(GOAL):
Reproduce all entries precisely, down to the last character.

------------------------------------------------------------------------

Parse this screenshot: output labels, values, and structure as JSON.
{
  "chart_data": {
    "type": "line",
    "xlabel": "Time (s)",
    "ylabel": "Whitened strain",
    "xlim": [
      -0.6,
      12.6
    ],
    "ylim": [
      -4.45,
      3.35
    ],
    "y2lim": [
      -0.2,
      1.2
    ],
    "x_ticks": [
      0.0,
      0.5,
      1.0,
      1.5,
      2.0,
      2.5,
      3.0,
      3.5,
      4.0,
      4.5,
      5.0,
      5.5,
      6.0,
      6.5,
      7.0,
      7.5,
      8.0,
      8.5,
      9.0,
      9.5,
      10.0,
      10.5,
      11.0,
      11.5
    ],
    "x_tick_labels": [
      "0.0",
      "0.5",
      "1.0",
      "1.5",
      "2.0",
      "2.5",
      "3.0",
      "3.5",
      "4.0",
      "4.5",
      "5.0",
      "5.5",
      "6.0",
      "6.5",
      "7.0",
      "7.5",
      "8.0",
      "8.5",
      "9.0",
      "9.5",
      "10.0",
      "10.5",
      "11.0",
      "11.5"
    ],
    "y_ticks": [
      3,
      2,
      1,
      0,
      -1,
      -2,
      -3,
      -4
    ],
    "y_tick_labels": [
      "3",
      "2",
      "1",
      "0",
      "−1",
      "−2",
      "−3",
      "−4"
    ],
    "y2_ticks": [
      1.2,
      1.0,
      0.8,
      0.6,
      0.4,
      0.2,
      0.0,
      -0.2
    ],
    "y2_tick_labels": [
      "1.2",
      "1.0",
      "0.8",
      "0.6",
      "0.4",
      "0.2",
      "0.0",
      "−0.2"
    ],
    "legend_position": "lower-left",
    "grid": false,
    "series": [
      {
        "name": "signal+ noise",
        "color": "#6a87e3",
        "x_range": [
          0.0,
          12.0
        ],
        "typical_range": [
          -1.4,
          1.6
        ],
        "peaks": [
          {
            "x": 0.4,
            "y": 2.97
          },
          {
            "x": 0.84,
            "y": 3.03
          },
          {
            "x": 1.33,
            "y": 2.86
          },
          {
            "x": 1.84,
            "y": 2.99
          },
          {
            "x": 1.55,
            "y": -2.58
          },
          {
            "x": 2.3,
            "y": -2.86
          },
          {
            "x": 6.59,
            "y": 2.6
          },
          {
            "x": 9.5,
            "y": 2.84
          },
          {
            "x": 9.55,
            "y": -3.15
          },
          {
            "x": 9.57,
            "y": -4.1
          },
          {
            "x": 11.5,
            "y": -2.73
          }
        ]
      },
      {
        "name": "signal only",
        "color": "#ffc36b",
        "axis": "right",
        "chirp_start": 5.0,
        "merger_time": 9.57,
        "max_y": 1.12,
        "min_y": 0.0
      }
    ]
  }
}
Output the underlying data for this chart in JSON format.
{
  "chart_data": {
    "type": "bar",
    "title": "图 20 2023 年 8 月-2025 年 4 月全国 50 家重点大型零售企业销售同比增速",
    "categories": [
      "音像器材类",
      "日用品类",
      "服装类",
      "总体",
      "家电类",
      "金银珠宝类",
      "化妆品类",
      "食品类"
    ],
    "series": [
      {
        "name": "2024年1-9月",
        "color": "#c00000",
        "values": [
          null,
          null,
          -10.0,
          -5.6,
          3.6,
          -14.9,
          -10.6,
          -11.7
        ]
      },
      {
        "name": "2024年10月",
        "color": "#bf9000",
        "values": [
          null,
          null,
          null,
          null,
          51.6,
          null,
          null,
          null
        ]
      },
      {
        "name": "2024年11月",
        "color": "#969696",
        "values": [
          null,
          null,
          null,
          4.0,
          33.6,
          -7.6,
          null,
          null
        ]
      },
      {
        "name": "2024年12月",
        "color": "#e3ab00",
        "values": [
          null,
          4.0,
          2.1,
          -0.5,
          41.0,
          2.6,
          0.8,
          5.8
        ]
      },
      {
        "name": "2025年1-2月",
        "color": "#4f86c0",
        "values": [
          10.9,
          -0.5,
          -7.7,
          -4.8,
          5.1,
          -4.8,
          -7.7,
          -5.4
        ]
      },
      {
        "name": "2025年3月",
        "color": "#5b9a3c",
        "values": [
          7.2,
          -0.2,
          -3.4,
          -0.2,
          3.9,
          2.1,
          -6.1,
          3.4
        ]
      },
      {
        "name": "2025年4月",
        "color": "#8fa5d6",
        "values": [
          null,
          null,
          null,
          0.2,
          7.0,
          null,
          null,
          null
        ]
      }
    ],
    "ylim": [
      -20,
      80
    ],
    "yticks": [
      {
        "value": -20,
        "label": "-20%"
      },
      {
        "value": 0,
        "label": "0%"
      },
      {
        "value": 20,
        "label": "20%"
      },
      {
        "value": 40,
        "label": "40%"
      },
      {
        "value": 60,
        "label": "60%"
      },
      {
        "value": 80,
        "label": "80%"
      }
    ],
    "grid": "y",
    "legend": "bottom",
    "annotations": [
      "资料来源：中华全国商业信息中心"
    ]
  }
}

------------------------------------------------------------------------

(FINAL RESULT):
Parse this screenshot: output labels, values, and structure as JSON.
{
  "chart_data": {
    "type": "line",
    "xlabel": "Time (s)",
    "ylabel": "Whitened strain",
    "xlim": [
      -0.6,
      12.6
    ],
    "ylim": [
      -4.45,
      3.35
    ],
    "y2lim": [
      -0.2,
      1.2
    ],
    "x_ticks": [
      0.0,
      0.5,
      1.0,
      1.5,
      2.0,
      2.5,
      3.0,
      3.5,
      4.0,
      4.5,
      5.0,
      5.5,
      6.0,
      6.5,
      7.0,
      7.5,
      8.0,
      8.5,
      9.0,
      9.5,
      10.0,
      10.5,
      11.0,
      11.5
    ],
    "x_tick_labels": [
      "0.0",
      "0.5",
      "1.0",
      "1.5",
      "2.0",
      "2.5",
      "3.0",
      "3.5",
      "4.0",
      "4.5",
      "5.0",
      "5.5",
      "6.0",
      "6.5",
      "7.0",
      "7.5",
      "8.0",
      "8.5",
      "9.0",
      "9.5",
      "10.0",
      "10.5",
      "11.0",
      "11.5"
    ],
    "y_ticks": [
      3,
      2,
      1,
      0,
      -1,
      -2,
      -3,
      -4
    ],
    "y_tick_labels": [
      "3",
      "2",
      "1",
      "0",
      "−1",
      "−2",
      "−3",
      "−4"
    ],
    "y2_ticks": [
      1.2,
      1.0,
      0.8,
      0.6,
      0.4,
      0.2,
      0.0,
      -0.2
    ],
    "y2_tick_labels": [
      "1.2",
      "1.0",
      "0.8",
      "0.6",
      "0.4",
      "0.2",
      "0.0",
      "−0.2"
    ],
    "legend_position": "lower-left",
    "grid": false,
    "series": [
      {
        "name": "signal+ noise",
        "color": "#6a87e3",
        "x_range": [
          0.0,
          12.0
        ],
        "typical_range": [
          -1.4,
          1.6
        ],
        "peaks": [
          {
            "x": 0.4,
            "y": 2.97
          },
          {
            "x": 0.84,
            "y": 3.03
          },
          {
            "x": 1.33,
            "y": 2.86
          },
          {
            "x": 1.84,
            "y": 2.99
          },
          {
            "x": 1.55,
            "y": -2.58
          },
          {
            "x": 2.3,
            "y": -2.86
          },
          {
            "x": 6.59,
            "y": 2.6
          },
          {
            "x": 9.5,
            "y": 2.84
          },
          {
            "x": 9.55,
            "y": -3.15
          },
          {
            "x": 9.57,
            "y": -4.1
          },
          {
            "x": 11.5,
            "y": -2.73
          }
        ]
      },
      {
        "name": "signal only",
        "color": "#ffc36b",
        "axis": "right",
        "chirp_start": 5.0,
        "merger_time": 9.57,
        "max_y": 1.12,
        "min_y": 0.0
      }
    ]
  }
}
Output the underlying data for this chart in JSON format.
{
  "chart_data": {
    "type": "bar",
    "title": "图 20 2023 年 8 月-2025 年 4 月全国 50 家重点大型零售企业销售同比增速",
    "categories": [
      "音像器材类",
      "日用品类",
      "服装类",
      "总体",
      "家电类",
      "金银珠宝类",
      "化妆品类",
      "食品类"
    ],
    "series": [
      {
        "name": "2024年1-9月",
        "color": "#c00000",
        "values": [
          null,
          null,
          -10.0,
          -5.6,
          3.6,
          -14.9,
          -10.6,
          -11.7
        ]
      },
      {
        "name": "2024年10月",
        "color": "#bf9000",
        "values": [
          null,
          null,
          null,
          null,
          51.6,
          null,
          null,
          null
        ]
      },
      {
        "name": "2024年11月",
        "color": "#969696",
        "values": [
          null,
          null,
          null,
          4.0,
          33.6,
          -7.6,
          null,
          null
        ]
      },
      {
        "name": "2024年12月",
        "color": "#e3ab00",
        "values": [
          null,
          4.0,
          2.1,
          -0.5,
          41.0,
          2.6,
          0.8,
          5.8
        ]
      },
      {
        "name": "2025年1-2月",
        "color": "#4f86c0",
        "values": [
          10.9,
          -0.5,
          -7.7,
          -4.8,
          5.1,
          -4.8,
          -7.7,
          -5.4
        ]
      },
      {
        "name": "2025年3月",
        "color": "#5b9a3c",
        "values": [
          7.2,
          -0.2,
          -3.4,
          -0.2,
          3.9,
          2.1,
          -6.1,
          3.4
        ]
      },
      {
        "name": "2025年4月",
        "color": "#8fa5d6",
        "values": [
          null,
          null,
          null,
          0.2,
          7.0,
          null,
          null,
          null
        ]
      }
    ],
    "ylim": [
      -20,
      80
    ],
    "yticks": [
      {
        "value": -20,
        "label": "-20%"
      },
      {
        "value": 0,
        "label": "0%"
      },
      {
        "value": 20,
        "label": "20%"
      },
      {
        "value": 40,
        "label": "40%"
      },
      {
        "value": 60,
        "label": "60%"
      },
      {
        "value": 80,
        "label": "80%"
      }
    ],
    "grid": "y",
    "legend": "bottom",
    "annotations": [
      "资料来源：中华全国商业信息中心"
    ]
  }
}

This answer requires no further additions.